> **EXERCISE**:
Pick out each line of the records that includes the string "team", and copy it.

>> Begin

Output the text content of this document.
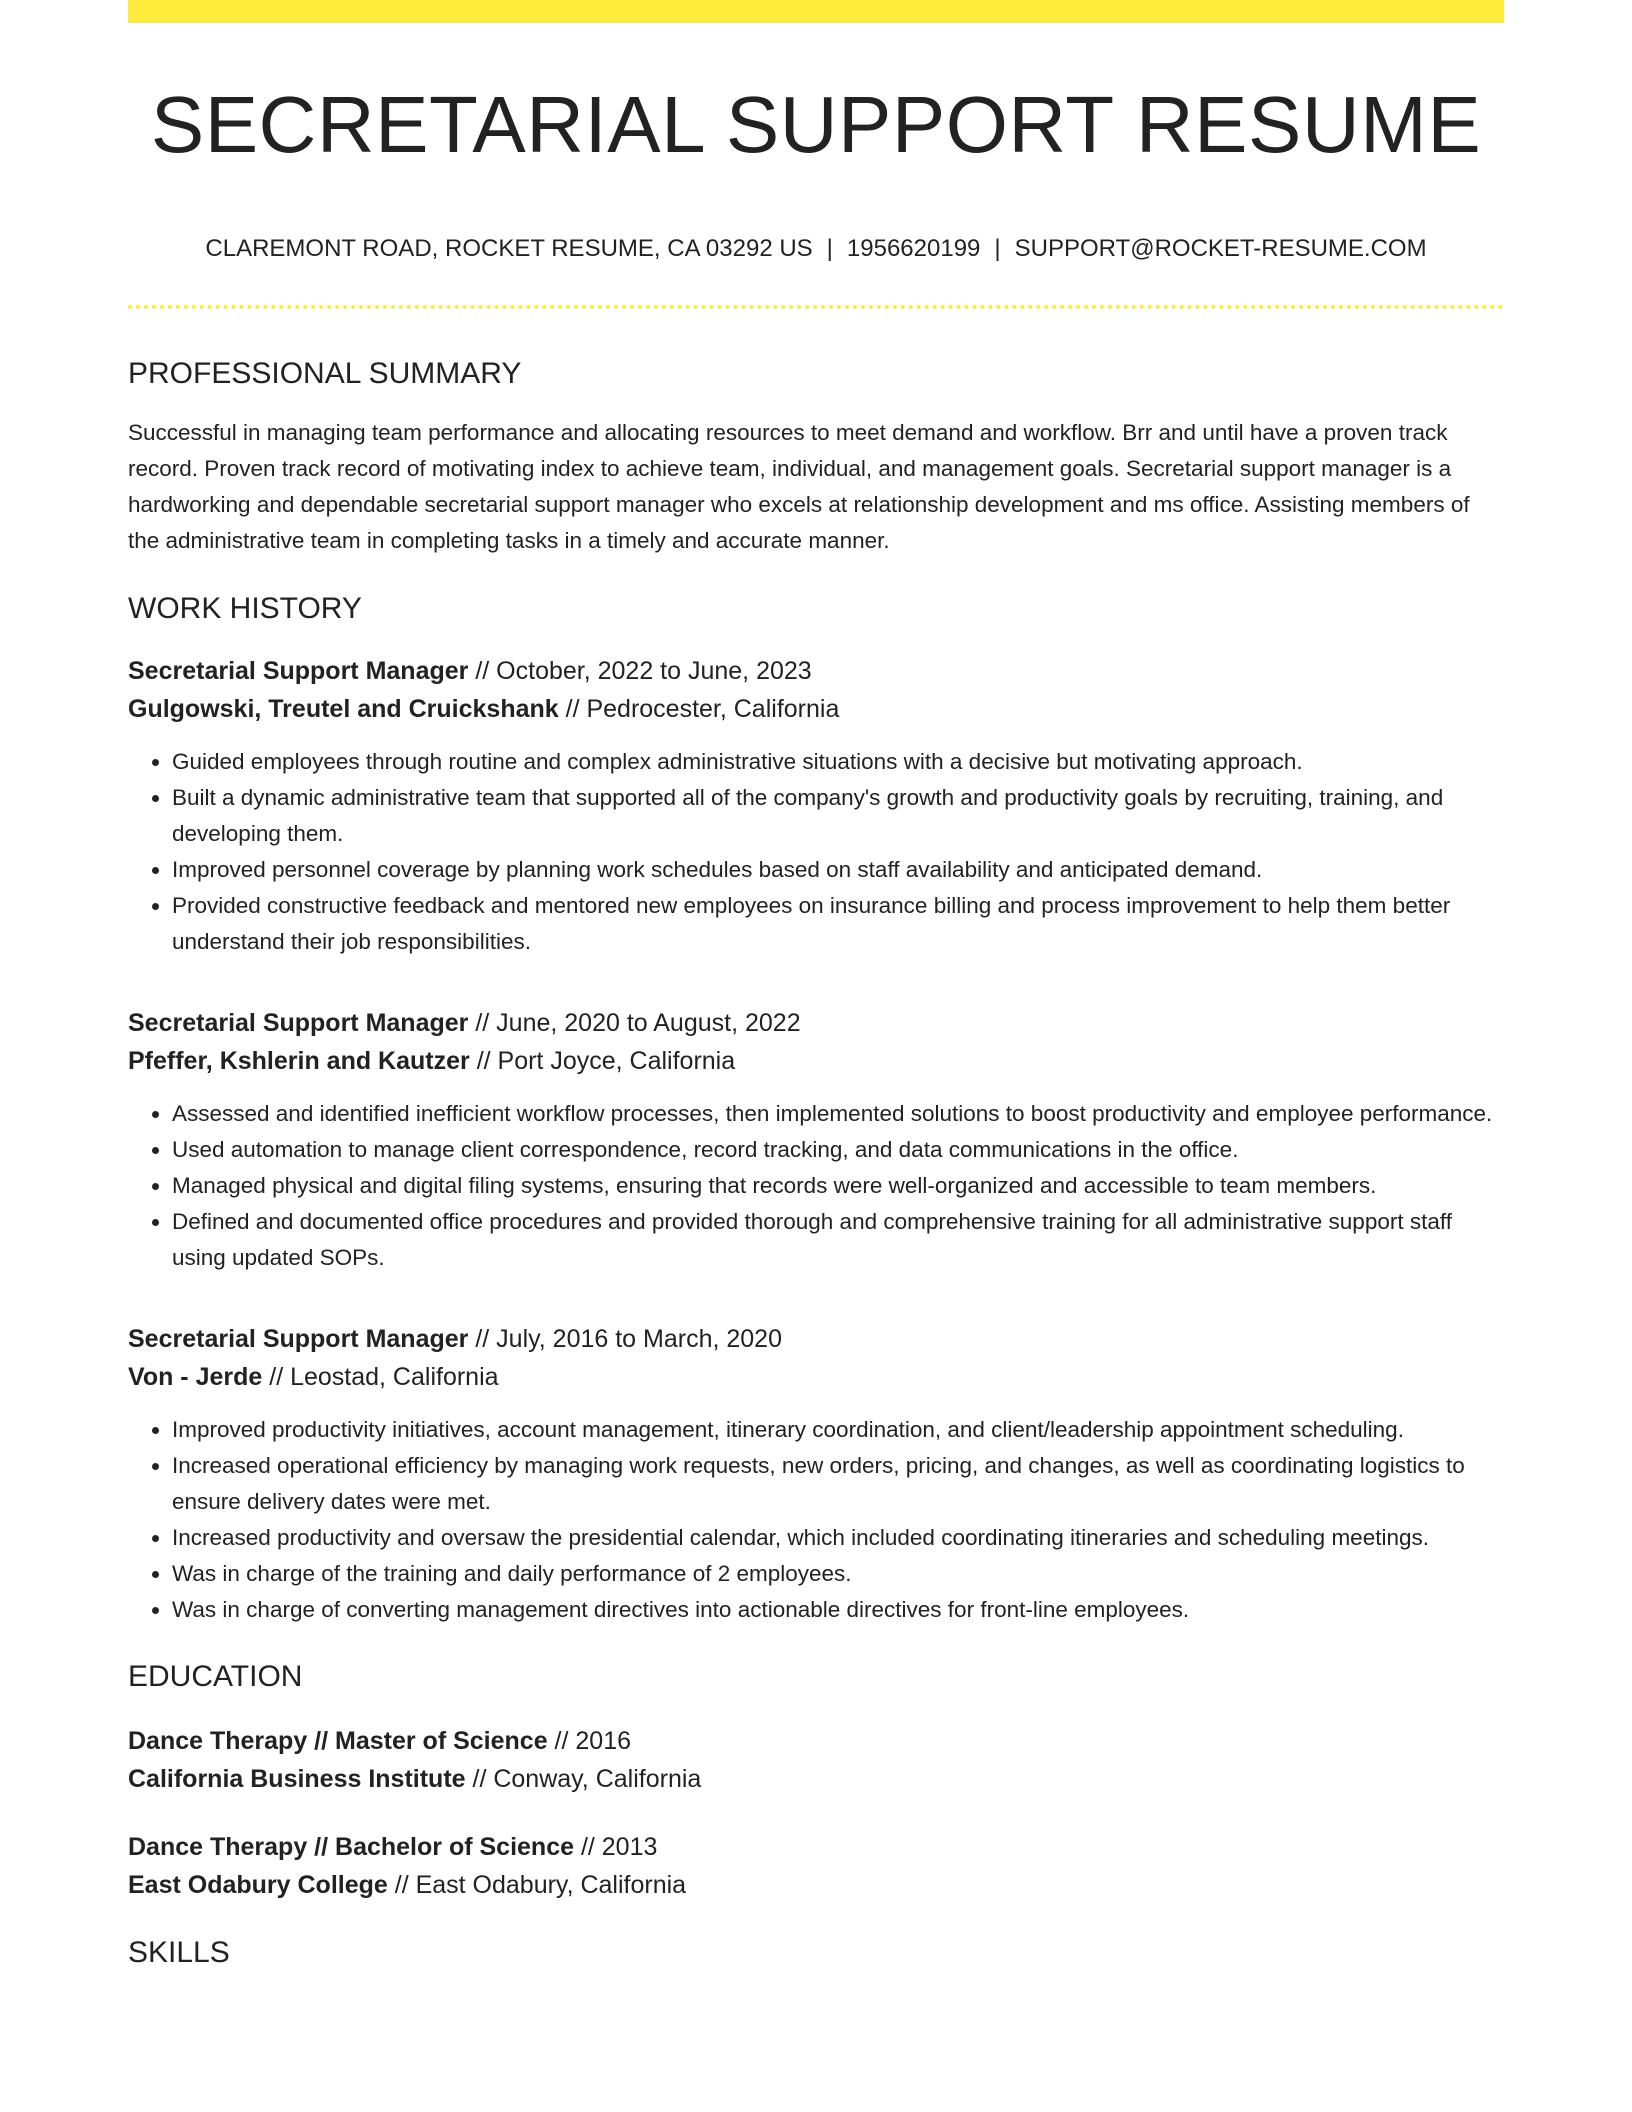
SECRETARIAL SUPPORT RESUME
CLAREMONT ROAD, ROCKET RESUME, CA 03292 US | 1956620199 | SUPPORT@ROCKET-RESUME.COM
PROFESSIONAL SUMMARY

Successful in managing team performance and allocating resources to meet demand and workflow. Brr and until have a proven track record. Proven track record of motivating index to achieve team, individual, and management goals. Secretarial support manager is a hardworking and dependable secretarial support manager who excels at relationship development and ms office. Assisting members of the administrative team in completing tasks in a timely and accurate manner.

WORK HISTORY
Secretarial Support Manager // October, 2022 to June, 2023
Gulgowski, Treutel and Cruickshank // Pedrocester, California
• Guided employees through routine and complex administrative situations with a decisive but motivating approach.
• Built a dynamic administrative team that supported all of the company's growth and productivity goals by recruiting, training, and developing them.
• Improved personnel coverage by planning work schedules based on staff availability and anticipated demand.
• Provided constructive feedback and mentored new employees on insurance billing and process improvement to help them better understand their job responsibilities.
Secretarial Support Manager // June, 2020 to August, 2022
Pfeffer, Kshlerin and Kautzer // Port Joyce, California
• Assessed and identified inefficient workflow processes, then implemented solutions to boost productivity and employee performance.
• Used automation to manage client correspondence, record tracking, and data communications in the office.
• Managed physical and digital filing systems, ensuring that records were well-organized and accessible to team members.
• Defined and documented office procedures and provided thorough and comprehensive training for all administrative support staff using updated SOPs.
Secretarial Support Manager // July, 2016 to March, 2020
Von - Jerde // Leostad, California
• Improved productivity initiatives, account management, itinerary coordination, and client/leadership appointment scheduling.
• Increased operational efficiency by managing work requests, new orders, pricing, and changes, as well as coordinating logistics to ensure delivery dates were met.
• Increased productivity and oversaw the presidential calendar, which included coordinating itineraries and scheduling meetings.
• Was in charge of the training and daily performance of 2 employees.
• Was in charge of converting management directives into actionable directives for front-line employees.
EDUCATION
Dance Therapy // Master of Science // 2016
California Business Institute // Conway, California
Dance Therapy // Bachelor of Science // 2013
East Odabury College // East Odabury, California
SKILLS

>> End

> **SOLUTION TO THIS TASK**:
Successful in managing team performance and allocating resources to meet demand and workflow. Brr and until have a proven track record. Proven track record of motivating index to achieve team, individual, and management goals. Secretarial support manager is a hardworking and dependable secretarial support manager who excels at relationship development and ms office. Assisting members of the administrative team in completing tasks in a timely and accurate manner.
• Built a dynamic administrative team that supported all of the company's growth and productivity goals by recruiting, training, and developing them.
• Managed physical and digital filing systems, ensuring that records were well-organized and accessible to team members.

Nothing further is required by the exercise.